Лев Копелев - Мы жили в Москве
…Второй арест, «Дом Васькова» — магаданская тюрьма. Жутко так, будто это происходит сейчас со мной.
Рассказ этот я слышала от нее раньше. Одно время даже казалось — это можно опубликовать в «Юности», вслед за ее очерками о двадцатых годах.
* * *— Я всегда знала, что буду писать. И все мои знали. Делились пайкой. Надо же, наконец, начать. Но первые три года на воле не было ни кола ни двора. Просто негде было поставить стол.
Начала летом пятьдесят девятого в Закарпатье. В лесу, на пне, в школьной тетради. Были там с Антоном и Тоней. Но я еще в тюрьме, в лагере сочинила отдельные главы. Твердила, как стихи, наизусть.
Вероятно, потому она писала сравнительно легко, быстро.
— Я прочитала главу «Бутырские ночи» первому слушателю Антону, он заплакал. Тогда я внезапно почувствовала, что ему недолго осталось жить.
К семидесятому году она хотела дописать только одну последнюю главу: «За отсутствием состава преступления».
В ту осень у нее часто болело сердце, донимала бессонница, она говорила, что не успеет закончить, что смерть перегонит.
И каждый раз я упорно повторяла:
— Вы обязаны не только закончить «Крутой маршрут». Вы должны написать и еще одну книгу — как у Томаса Манна «Роман романа»: как возникла рукопись, как росла, ее пути самиздатские и тамиздатские.
Эту книгу она написать не успела.
Случилось так, что я перечитывала «Крутой маршрут», уже закончив вчерне эти воспоминания. Сквозь первые страницы продиралась с некоторым трудом, задевали словесные штампы, сентиментальность, а то и газетные обороты.
Но все это скоро исчезло, наплывало негодование, ужас, сострадание, стыд. И я уже не думала, не хотела думать о том, как это написано. Некоторые словосочетания изредка продолжали коробить, но теперь уже неприятно, что я их замечаю.

══════════

• **Поставленная задача 1**: Замените «бессонница» на «одышка» во фрагменте исходного текста, который начинается словами «Вероятно, потому она» и продолжается вплоть до слов «и газетные обороты.». Приведите этот фрагмент с заменой.
• **Поставленная задача 2**: Продолжите воспоминания о создании «Крутого маршрута», начав сразу после их последнего предложения.

══════════

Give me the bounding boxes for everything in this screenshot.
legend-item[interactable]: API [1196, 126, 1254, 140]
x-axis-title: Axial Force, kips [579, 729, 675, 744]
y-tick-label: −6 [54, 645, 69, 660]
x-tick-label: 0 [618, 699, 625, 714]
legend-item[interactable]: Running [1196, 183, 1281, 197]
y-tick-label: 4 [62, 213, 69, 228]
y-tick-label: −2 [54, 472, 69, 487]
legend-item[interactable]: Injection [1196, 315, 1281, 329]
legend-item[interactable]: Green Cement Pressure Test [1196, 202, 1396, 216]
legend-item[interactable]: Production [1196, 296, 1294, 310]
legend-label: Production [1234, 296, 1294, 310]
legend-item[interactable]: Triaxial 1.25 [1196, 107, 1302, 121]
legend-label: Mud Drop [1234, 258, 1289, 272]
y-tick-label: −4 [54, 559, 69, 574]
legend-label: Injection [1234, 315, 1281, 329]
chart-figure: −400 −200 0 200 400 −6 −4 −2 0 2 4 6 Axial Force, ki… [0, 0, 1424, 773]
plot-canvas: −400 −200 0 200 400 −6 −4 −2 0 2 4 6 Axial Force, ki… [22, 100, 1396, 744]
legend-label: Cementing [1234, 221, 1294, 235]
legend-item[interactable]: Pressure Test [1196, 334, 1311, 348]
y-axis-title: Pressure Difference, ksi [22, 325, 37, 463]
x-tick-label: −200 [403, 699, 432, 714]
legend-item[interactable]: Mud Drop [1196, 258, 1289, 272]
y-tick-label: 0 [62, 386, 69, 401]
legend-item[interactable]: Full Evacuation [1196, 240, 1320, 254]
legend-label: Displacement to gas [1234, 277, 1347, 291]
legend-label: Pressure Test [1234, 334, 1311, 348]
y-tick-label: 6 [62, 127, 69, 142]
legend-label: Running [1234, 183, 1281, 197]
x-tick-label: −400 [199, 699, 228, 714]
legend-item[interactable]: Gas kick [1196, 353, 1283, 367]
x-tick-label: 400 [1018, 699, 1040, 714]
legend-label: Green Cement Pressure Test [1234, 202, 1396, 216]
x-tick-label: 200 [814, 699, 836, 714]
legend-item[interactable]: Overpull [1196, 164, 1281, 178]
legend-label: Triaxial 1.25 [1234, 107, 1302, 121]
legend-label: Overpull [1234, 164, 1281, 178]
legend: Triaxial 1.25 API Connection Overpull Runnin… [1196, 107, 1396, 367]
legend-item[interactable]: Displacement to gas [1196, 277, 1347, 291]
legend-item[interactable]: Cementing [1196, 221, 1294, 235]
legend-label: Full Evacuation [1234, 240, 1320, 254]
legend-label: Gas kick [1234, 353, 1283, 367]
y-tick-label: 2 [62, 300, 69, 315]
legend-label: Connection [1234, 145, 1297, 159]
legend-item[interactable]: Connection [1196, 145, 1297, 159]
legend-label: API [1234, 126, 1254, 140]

══════════

• **Ответ на задание 1**:
Вероятно, потому она писала сравнительно легко, быстро.
— Я прочитала главу «Бутырские ночи» первому слушателю Антону, он заплакал. Тогда я внезапно почувствовала, что ему недолго осталось жить.
К семидесятому году она хотела дописать только одну последнюю главу: «За отсутствием состава преступления».
В ту осень у нее часто болело сердце, донимала одышка, она говорила, что не успеет закончить, что смерть перегонит.
И каждый раз я упорно повторяла:
— Вы обязаны не только закончить «Крутой маршрут». Вы должны написать и еще одну книгу — как у Томаса Манна «Роман романа»: как возникла рукопись, как росла, ее пути самиздатские и тамиздатские.
Эту книгу она написать не успела.
Случилось так, что я перечитывала «Крутой маршрут», уже закончив вчерне эти воспоминания. Сквозь первые страницы продиралась с некоторым трудом, задевали словесные штампы, сентиментальность, а то и газетные обороты.

• **Ответ на задание 2**:
Не знаю, какими художественными средствами автор передает мне невыносимость напряжения двух предтюремных лет. Вместе с героиней-автором приближаюсь к страшному, знаю, к чему, и тем не менее — скорей бы конец… Хоть какой-нибудь…
После первой встречи с этой рукописью мы прочитали в самиздате и тамиздате множество разных воспоминаний о лагерях — документальных и беллетризованных, наивно-бездарных и высокоталантливых. В «Крутом маршруте» теперь уже не осталось эпизода, мысли, настроения, фактов, которые не перекликались бы с фактами, мыслями, эпизодами, настроениями других книг. И об Архипелаге ГУЛаге я, не побывавшая там, словно бы теперь знаю так много: Арест, Обыск, Допрос, Камера, Лагпункт, Этап, Нары, Придурки, Вертухаи. Все эти и многие иные слова того мира прочно вошли в наш быт, в сознание, в подсознание.
…Перечитывая «Крутой маршрут», не могла оторваться. Нет, я ничего не знаю. И совершенно безразлично, есть ли на свете другие книги об ЭТОМ.
Она как-то сказала: «И всех-то нас история запишет под рубрикой «и др.»». Ну, Бухарин, Рыков и др.» Нет, неправда. Она, Евгения Гинзбург, написавшая «Крутой маршрут», она — единственна.
Живу ее жизнью. Теряю. Обретаю. Познаю безмерность горя и унижений.
Если все это так мне передается, так сохранилось, значит, это не просто документ, не просто «Хроника времен культа личности». Такое под силу только искусству. И непритязательность, общедоступность, наивность — это не слабости книги, это ее особенности.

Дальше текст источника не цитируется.